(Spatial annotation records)

==========

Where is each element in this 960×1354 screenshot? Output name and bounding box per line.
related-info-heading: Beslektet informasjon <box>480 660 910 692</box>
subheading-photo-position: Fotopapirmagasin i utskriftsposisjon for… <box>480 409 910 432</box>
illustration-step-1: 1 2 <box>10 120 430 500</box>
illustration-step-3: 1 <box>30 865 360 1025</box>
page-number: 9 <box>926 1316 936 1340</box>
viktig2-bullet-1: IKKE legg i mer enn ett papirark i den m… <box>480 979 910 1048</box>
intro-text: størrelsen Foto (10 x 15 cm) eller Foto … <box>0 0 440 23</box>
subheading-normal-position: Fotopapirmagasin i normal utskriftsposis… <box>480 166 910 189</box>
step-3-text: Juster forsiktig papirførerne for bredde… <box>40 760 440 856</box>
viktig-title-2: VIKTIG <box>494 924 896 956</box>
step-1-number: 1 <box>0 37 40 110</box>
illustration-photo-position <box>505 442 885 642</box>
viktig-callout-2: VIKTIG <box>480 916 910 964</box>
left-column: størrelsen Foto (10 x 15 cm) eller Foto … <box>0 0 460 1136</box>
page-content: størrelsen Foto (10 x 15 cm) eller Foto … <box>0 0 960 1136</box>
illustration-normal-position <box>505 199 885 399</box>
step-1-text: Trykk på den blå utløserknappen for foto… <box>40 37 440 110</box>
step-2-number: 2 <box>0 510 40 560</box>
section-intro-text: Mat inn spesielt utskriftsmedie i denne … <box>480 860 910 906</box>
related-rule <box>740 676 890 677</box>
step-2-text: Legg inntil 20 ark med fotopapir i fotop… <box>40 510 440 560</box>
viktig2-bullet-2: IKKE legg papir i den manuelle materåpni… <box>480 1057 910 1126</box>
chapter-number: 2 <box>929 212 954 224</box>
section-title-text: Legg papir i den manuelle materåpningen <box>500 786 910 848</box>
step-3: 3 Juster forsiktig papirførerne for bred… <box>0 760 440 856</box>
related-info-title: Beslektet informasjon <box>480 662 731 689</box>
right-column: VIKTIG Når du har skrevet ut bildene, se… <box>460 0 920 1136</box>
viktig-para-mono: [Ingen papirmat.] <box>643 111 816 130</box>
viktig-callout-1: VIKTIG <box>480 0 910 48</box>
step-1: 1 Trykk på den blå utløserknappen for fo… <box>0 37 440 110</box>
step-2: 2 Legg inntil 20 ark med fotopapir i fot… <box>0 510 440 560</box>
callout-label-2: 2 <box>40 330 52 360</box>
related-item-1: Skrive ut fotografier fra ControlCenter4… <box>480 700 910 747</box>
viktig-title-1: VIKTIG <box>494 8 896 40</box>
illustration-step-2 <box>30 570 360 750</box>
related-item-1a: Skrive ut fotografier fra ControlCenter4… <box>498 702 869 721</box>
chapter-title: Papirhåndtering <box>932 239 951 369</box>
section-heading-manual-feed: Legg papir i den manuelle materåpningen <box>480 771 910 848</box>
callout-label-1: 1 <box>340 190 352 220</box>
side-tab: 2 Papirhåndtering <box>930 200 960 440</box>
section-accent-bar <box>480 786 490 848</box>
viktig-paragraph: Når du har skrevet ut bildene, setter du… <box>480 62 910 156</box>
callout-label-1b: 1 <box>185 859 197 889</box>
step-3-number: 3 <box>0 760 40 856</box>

==========

Turn every line of the records above into a Markdown table with two columns, Row and Entry. Number each line in Row, put the line itself in Entry, and leave out any blank lines.

| Row | Entry |
|---|---|
| 1 | Where is each element in this 960×1354 screenshot? Output name and bounding box per line. |
| 2 | related-info-heading: Beslektet informasjon <box>480 660 910 692</box> |
| 3 | subheading-photo-position: Fotopapirmagasin i utskriftsposisjon for… <box>480 409 910 432</box> |
| 4 | illustration-step-1: 1 2 <box>10 120 430 500</box> |
| 5 | illustration-step-3: 1 <box>30 865 360 1025</box> |
| 6 | page-number: 9 <box>926 1316 936 1340</box> |
| 7 | viktig2-bullet-1: IKKE legg i mer enn ett papirark i den m… <box>480 979 910 1048</box> |
| 8 | intro-text: størrelsen Foto (10 x 15 cm) eller Foto … <box>0 0 440 23</box> |
| 9 | subheading-normal-position: Fotopapirmagasin i normal utskriftsposis… <box>480 166 910 189</box> |
| 10 | step-3-text: Juster forsiktig papirførerne for bredde… <box>40 760 440 856</box> |
| 11 | viktig-title-2: VIKTIG <box>494 924 896 956</box> |
| 12 | step-1-number: 1 <box>0 37 40 110</box> |
| 13 | illustration-photo-position <box>505 442 885 642</box> |
| 14 | viktig-callout-2: VIKTIG <box>480 916 910 964</box> |
| 15 | left-column: størrelsen Foto (10 x 15 cm) eller Foto … <box>0 0 460 1136</box> |
| 16 | page-content: størrelsen Foto (10 x 15 cm) eller Foto … <box>0 0 960 1136</box> |
| 17 | illustration-normal-position <box>505 199 885 399</box> |
| 18 | step-1-text: Trykk på den blå utløserknappen for foto… <box>40 37 440 110</box> |
| 19 | step-2-number: 2 <box>0 510 40 560</box> |
| 20 | section-intro-text: Mat inn spesielt utskriftsmedie i denne … <box>480 860 910 906</box> |
| 21 | related-rule <box>740 676 890 677</box> |
| 22 | step-2-text: Legg inntil 20 ark med fotopapir i fotop… <box>40 510 440 560</box> |
| 23 | viktig2-bullet-2: IKKE legg papir i den manuelle materåpni… <box>480 1057 910 1126</box> |
| 24 | chapter-number: 2 <box>929 212 954 224</box> |
| 25 | section-title-text: Legg papir i den manuelle materåpningen <box>500 786 910 848</box> |
| 26 | step-3: 3 Juster forsiktig papirførerne for bred… <box>0 760 440 856</box> |
| 27 | related-info-title: Beslektet informasjon <box>480 662 731 689</box> |
| 28 | right-column: VIKTIG Når du har skrevet ut bildene, se… <box>460 0 920 1136</box> |
| 29 | viktig-para-mono: [Ingen papirmat.] <box>643 111 816 130</box> |
| 30 | viktig-callout-1: VIKTIG <box>480 0 910 48</box> |
| 31 | step-1: 1 Trykk på den blå utløserknappen for fo… <box>0 37 440 110</box> |
| 32 | step-2: 2 Legg inntil 20 ark med fotopapir i fot… <box>0 510 440 560</box> |
| 33 | callout-label-2: 2 <box>40 330 52 360</box> |
| 34 | related-item-1: Skrive ut fotografier fra ControlCenter4… <box>480 700 910 747</box> |
| 35 | viktig-title-1: VIKTIG <box>494 8 896 40</box> |
| 36 | illustration-step-2 <box>30 570 360 750</box> |
| 37 | related-item-1a: Skrive ut fotografier fra ControlCenter4… <box>498 702 869 721</box> |
| 38 | chapter-title: Papirhåndtering <box>932 239 951 369</box> |
| 39 | section-heading-manual-feed: Legg papir i den manuelle materåpningen <box>480 771 910 848</box> |
| 40 | callout-label-1: 1 <box>340 190 352 220</box> |
| 41 | side-tab: 2 Papirhåndtering <box>930 200 960 440</box> |
| 42 | section-accent-bar <box>480 786 490 848</box> |
| 43 | viktig-paragraph: Når du har skrevet ut bildene, setter du… <box>480 62 910 156</box> |
| 44 | callout-label-1b: 1 <box>185 859 197 889</box> |
| 45 | step-3-number: 3 <box>0 760 40 856</box> |